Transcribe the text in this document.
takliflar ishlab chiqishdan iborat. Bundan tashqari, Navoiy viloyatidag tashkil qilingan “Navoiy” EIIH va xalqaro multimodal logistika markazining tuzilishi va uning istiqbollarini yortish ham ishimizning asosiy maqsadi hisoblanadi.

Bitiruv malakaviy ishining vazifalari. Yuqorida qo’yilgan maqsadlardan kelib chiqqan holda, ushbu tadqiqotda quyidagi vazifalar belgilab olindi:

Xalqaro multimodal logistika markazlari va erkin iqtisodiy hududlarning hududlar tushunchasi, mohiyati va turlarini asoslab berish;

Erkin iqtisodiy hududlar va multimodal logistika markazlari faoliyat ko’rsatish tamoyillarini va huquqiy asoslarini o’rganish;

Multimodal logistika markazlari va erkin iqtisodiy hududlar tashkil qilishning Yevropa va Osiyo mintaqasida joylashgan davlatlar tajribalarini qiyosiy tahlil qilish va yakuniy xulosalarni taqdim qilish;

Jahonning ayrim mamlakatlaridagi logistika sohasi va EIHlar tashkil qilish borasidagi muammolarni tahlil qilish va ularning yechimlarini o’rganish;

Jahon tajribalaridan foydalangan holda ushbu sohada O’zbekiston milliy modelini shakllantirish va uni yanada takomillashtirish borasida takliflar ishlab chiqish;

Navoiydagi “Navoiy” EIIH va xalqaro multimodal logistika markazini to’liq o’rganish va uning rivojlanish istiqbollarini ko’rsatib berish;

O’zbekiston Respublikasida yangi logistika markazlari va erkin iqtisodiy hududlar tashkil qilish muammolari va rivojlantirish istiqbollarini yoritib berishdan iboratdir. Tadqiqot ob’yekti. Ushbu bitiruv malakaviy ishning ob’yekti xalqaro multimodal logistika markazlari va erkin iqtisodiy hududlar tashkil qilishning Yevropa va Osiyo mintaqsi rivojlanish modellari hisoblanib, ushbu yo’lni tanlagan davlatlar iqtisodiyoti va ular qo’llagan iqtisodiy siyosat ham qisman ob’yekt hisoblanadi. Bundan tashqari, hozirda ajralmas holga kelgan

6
────────────────────
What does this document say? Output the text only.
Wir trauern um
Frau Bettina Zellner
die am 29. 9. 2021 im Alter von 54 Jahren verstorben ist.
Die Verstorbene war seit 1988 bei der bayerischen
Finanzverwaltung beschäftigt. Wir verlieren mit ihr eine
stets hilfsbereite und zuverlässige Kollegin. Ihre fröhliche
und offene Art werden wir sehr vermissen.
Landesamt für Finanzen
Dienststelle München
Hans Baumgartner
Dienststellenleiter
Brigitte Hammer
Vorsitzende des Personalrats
────────────────────
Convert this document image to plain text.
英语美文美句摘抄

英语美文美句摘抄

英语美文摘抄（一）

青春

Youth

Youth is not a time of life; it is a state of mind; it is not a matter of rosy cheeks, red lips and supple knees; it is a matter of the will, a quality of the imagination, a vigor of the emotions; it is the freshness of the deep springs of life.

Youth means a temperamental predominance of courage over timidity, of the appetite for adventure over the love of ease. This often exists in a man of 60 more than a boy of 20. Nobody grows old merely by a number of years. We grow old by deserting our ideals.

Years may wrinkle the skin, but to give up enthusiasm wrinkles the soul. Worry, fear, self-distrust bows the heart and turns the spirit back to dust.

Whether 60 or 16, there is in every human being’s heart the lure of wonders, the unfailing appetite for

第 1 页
────────────────────
Pick out every line above that contains the word "Youth" and copy it.

# Exercise response
Youth
Youth is not a time of life; it is a state of mind; it is not a matter of rosy cheeks, red lips and supple knees; it is a matter of the will, a quality of the imagination, a vigor of the emotions; it is the freshness of the deep springs of life.
Youth means a temperamental predominance of courage over timidity, of the appetite for adventure over the love of ease. This often exists in a man of 60 more than a boy of 20. Nobody grows old merely by a number of years. We grow old by deserting our ideals.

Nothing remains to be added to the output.